## Work instructions
Your task is to copy every line of the entries that contains "JSON".

## Records for this exercise
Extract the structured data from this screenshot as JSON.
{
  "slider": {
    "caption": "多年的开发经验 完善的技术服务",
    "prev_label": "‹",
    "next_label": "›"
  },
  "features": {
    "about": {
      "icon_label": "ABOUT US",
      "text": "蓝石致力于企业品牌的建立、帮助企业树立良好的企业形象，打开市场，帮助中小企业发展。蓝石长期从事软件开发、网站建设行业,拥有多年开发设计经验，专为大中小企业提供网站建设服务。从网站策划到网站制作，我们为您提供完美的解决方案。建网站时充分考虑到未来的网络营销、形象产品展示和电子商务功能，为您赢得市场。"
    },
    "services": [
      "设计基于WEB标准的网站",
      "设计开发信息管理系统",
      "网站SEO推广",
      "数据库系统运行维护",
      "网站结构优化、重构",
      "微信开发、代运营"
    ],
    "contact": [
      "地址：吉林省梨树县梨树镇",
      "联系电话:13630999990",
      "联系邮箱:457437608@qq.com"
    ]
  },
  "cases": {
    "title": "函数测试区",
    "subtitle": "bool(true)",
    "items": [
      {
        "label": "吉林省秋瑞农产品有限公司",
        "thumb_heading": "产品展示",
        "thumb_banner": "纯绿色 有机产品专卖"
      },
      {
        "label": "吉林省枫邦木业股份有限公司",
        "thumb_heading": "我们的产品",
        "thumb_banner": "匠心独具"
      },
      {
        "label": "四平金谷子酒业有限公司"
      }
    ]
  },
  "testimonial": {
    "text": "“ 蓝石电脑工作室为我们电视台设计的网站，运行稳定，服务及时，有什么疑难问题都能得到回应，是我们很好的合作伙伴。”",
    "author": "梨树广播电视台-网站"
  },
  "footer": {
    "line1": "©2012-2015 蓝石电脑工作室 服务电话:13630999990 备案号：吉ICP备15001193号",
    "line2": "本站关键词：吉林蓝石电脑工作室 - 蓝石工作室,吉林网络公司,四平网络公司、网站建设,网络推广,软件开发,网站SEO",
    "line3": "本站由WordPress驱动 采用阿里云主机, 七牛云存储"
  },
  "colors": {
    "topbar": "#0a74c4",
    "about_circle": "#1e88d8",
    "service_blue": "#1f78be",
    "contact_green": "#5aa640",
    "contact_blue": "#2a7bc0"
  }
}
--
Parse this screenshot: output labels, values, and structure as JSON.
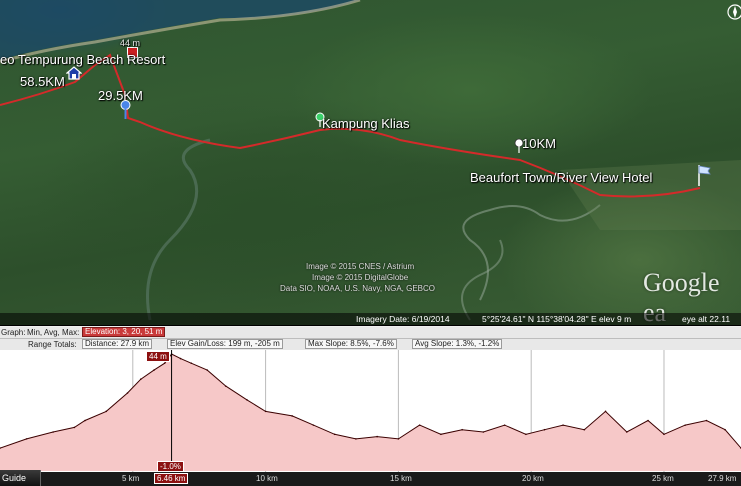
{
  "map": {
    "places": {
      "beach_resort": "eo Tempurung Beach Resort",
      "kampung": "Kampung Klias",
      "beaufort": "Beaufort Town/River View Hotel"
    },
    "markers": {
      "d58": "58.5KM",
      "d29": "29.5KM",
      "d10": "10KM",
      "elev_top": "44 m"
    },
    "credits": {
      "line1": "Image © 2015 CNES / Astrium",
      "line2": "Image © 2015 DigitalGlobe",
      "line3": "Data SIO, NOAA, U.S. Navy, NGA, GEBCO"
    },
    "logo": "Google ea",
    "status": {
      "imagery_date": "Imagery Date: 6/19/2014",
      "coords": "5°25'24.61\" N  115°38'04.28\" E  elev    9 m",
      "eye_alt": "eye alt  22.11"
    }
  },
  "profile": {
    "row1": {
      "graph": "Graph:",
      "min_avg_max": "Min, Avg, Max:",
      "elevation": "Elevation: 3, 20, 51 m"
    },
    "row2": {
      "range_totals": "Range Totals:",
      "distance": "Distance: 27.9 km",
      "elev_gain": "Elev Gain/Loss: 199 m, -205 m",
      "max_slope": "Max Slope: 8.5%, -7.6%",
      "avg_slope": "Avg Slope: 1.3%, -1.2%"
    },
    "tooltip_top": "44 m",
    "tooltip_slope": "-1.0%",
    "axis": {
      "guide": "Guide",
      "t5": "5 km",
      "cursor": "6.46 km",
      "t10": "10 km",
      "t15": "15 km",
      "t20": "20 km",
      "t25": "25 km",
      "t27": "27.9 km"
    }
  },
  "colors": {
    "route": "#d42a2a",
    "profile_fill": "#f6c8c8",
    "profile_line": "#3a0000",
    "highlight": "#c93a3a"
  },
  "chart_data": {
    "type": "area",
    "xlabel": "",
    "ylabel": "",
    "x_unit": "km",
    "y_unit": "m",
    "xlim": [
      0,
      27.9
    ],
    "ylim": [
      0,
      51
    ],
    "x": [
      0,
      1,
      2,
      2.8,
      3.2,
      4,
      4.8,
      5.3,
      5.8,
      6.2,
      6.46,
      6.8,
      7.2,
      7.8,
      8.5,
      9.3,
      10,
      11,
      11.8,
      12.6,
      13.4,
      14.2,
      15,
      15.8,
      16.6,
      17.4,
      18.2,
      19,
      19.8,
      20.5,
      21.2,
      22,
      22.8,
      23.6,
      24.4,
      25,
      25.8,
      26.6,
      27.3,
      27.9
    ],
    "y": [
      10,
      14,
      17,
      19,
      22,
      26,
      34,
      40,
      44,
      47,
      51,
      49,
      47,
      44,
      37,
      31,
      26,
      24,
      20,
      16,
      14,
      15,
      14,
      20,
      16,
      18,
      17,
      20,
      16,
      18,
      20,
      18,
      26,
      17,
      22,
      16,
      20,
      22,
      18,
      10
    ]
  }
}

## Response below
Extract the structured data from this screenshot as JSON.
Parse this screenshot: output labels, values, and structure as JSON.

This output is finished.